= WORK REQUIRED =
Repeat the full listing, word for word.

= PROVIDED DATA =
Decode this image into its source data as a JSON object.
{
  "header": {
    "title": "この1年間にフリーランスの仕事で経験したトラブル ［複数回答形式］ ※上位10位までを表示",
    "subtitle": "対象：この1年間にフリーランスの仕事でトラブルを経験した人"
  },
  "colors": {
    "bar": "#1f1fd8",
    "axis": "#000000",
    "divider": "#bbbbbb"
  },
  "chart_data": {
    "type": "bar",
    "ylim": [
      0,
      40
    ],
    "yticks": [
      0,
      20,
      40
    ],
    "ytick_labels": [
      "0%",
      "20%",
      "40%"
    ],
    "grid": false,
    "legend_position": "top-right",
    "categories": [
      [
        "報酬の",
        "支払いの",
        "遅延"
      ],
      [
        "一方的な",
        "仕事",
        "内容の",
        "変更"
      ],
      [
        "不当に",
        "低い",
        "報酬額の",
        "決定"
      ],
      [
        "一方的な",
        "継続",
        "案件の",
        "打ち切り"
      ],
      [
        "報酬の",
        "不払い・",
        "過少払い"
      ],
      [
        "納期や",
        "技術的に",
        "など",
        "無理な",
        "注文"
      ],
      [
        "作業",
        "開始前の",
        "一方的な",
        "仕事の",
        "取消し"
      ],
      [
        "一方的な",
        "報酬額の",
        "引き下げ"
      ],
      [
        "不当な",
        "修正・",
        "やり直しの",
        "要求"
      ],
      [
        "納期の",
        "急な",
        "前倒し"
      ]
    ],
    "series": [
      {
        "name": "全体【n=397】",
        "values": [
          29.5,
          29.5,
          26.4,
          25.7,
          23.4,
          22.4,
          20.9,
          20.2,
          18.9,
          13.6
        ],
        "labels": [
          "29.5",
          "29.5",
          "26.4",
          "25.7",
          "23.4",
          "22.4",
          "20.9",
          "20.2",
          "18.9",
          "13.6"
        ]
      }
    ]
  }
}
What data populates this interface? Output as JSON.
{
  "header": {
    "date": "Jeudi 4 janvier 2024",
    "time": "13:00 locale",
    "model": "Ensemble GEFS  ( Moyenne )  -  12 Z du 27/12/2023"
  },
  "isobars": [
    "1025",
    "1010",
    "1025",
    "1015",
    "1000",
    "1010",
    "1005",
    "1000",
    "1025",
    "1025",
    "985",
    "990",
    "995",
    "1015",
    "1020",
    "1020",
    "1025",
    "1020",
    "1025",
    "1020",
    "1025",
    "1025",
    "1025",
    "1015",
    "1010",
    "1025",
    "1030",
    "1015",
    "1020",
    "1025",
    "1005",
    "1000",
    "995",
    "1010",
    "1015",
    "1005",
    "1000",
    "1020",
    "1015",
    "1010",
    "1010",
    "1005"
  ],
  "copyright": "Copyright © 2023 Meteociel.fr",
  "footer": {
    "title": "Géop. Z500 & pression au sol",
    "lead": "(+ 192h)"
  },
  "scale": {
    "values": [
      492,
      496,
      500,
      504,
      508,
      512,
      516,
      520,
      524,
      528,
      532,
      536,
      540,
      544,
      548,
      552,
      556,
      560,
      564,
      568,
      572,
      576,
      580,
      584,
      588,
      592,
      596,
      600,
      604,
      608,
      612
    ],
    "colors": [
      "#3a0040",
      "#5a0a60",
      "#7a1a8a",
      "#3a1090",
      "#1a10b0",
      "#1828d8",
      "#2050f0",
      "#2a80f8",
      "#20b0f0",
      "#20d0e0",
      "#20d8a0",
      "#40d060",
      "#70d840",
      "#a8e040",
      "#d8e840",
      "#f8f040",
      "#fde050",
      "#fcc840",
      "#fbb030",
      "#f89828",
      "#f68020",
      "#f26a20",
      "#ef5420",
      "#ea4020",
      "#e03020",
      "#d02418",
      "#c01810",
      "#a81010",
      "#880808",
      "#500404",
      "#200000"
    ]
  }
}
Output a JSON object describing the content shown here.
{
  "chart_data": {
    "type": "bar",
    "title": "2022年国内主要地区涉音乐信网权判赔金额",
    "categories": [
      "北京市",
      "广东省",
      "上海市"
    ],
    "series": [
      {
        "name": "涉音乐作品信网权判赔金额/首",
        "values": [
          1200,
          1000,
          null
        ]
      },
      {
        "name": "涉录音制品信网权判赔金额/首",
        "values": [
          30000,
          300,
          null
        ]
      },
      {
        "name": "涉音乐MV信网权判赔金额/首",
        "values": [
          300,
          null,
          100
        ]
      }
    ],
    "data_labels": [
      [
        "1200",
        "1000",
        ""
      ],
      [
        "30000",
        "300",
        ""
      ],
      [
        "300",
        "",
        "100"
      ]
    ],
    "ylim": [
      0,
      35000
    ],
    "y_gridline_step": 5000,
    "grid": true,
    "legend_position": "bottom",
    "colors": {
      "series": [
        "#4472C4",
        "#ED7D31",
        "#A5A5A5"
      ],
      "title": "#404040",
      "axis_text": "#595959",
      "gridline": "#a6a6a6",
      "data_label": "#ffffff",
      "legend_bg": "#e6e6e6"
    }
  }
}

= RESPONSE TO THIS EXERCISE =
Decode this image into its source data as a JSON object.
{
  "header": {
    "title": "この1年間にフリーランスの仕事で経験したトラブル ［複数回答形式］ ※上位10位までを表示",
    "subtitle": "対象：この1年間にフリーランスの仕事でトラブルを経験した人"
  },
  "colors": {
    "bar": "#1f1fd8",
    "axis": "#000000",
    "divider": "#bbbbbb"
  },
  "chart_data": {
    "type": "bar",
    "ylim": [
      0,
      40
    ],
    "yticks": [
      0,
      20,
      40
    ],
    "ytick_labels": [
      "0%",
      "20%",
      "40%"
    ],
    "grid": false,
    "legend_position": "top-right",
    "categories": [
      [
        "報酬の",
        "支払いの",
        "遅延"
      ],
      [
        "一方的な",
        "仕事",
        "内容の",
        "変更"
      ],
      [
        "不当に",
        "低い",
        "報酬額の",
        "決定"
      ],
      [
        "一方的な",
        "継続",
        "案件の",
        "打ち切り"
      ],
      [
        "報酬の",
        "不払い・",
        "過少払い"
      ],
      [
        "納期や",
        "技術的に",
        "など",
        "無理な",
        "注文"
      ],
      [
        "作業",
        "開始前の",
        "一方的な",
        "仕事の",
        "取消し"
      ],
      [
        "一方的な",
        "報酬額の",
        "引き下げ"
      ],
      [
        "不当な",
        "修正・",
        "やり直しの",
        "要求"
      ],
      [
        "納期の",
        "急な",
        "前倒し"
      ]
    ],
    "series": [
      {
        "name": "全体【n=397】",
        "values": [
          29.5,
          29.5,
          26.4,
          25.7,
          23.4,
          22.4,
          20.9,
          20.2,
          18.9,
          13.6
        ],
        "labels": [
          "29.5",
          "29.5",
          "26.4",
          "25.7",
          "23.4",
          "22.4",
          "20.9",
          "20.2",
          "18.9",
          "13.6"
        ]
      }
    ]
  }
}
What data populates this interface? Output as JSON.
{
  "header": {
    "date": "Jeudi 4 janvier 2024",
    "time": "13:00 locale",
    "model": "Ensemble GEFS  ( Moyenne )  -  12 Z du 27/12/2023"
  },
  "isobars": [
    "1025",
    "1010",
    "1025",
    "1015",
    "1000",
    "1010",
    "1005",
    "1000",
    "1025",
    "1025",
    "985",
    "990",
    "995",
    "1015",
    "1020",
    "1020",
    "1025",
    "1020",
    "1025",
    "1020",
    "1025",
    "1025",
    "1025",
    "1015",
    "1010",
    "1025",
    "1030",
    "1015",
    "1020",
    "1025",
    "1005",
    "1000",
    "995",
    "1010",
    "1015",
    "1005",
    "1000",
    "1020",
    "1015",
    "1010",
    "1010",
    "1005"
  ],
  "copyright": "Copyright © 2023 Meteociel.fr",
  "footer": {
    "title": "Géop. Z500 & pression au sol",
    "lead": "(+ 192h)"
  },
  "scale": {
    "values": [
      492,
      496,
      500,
      504,
      508,
      512,
      516,
      520,
      524,
      528,
      532,
      536,
      540,
      544,
      548,
      552,
      556,
      560,
      564,
      568,
      572,
      576,
      580,
      584,
      588,
      592,
      596,
      600,
      604,
      608,
      612
    ],
    "colors": [
      "#3a0040",
      "#5a0a60",
      "#7a1a8a",
      "#3a1090",
      "#1a10b0",
      "#1828d8",
      "#2050f0",
      "#2a80f8",
      "#20b0f0",
      "#20d0e0",
      "#20d8a0",
      "#40d060",
      "#70d840",
      "#a8e040",
      "#d8e840",
      "#f8f040",
      "#fde050",
      "#fcc840",
      "#fbb030",
      "#f89828",
      "#f68020",
      "#f26a20",
      "#ef5420",
      "#ea4020",
      "#e03020",
      "#d02418",
      "#c01810",
      "#a81010",
      "#880808",
      "#500404",
      "#200000"
    ]
  }
}
Output a JSON object describing the content shown here.
{
  "chart_data": {
    "type": "bar",
    "title": "2022年国内主要地区涉音乐信网权判赔金额",
    "categories": [
      "北京市",
      "广东省",
      "上海市"
    ],
    "series": [
      {
        "name": "涉音乐作品信网权判赔金额/首",
        "values": [
          1200,
          1000,
          null
        ]
      },
      {
        "name": "涉录音制品信网权判赔金额/首",
        "values": [
          30000,
          300,
          null
        ]
      },
      {
        "name": "涉音乐MV信网权判赔金额/首",
        "values": [
          300,
          null,
          100
        ]
      }
    ],
    "data_labels": [
      [
        "1200",
        "1000",
        ""
      ],
      [
        "30000",
        "300",
        ""
      ],
      [
        "300",
        "",
        "100"
      ]
    ],
    "ylim": [
      0,
      35000
    ],
    "y_gridline_step": 5000,
    "grid": true,
    "legend_position": "bottom",
    "colors": {
      "series": [
        "#4472C4",
        "#ED7D31",
        "#A5A5A5"
      ],
      "title": "#404040",
      "axis_text": "#595959",
      "gridline": "#a6a6a6",
      "data_label": "#ffffff",
      "legend_bg": "#e6e6e6"
    }
  }
}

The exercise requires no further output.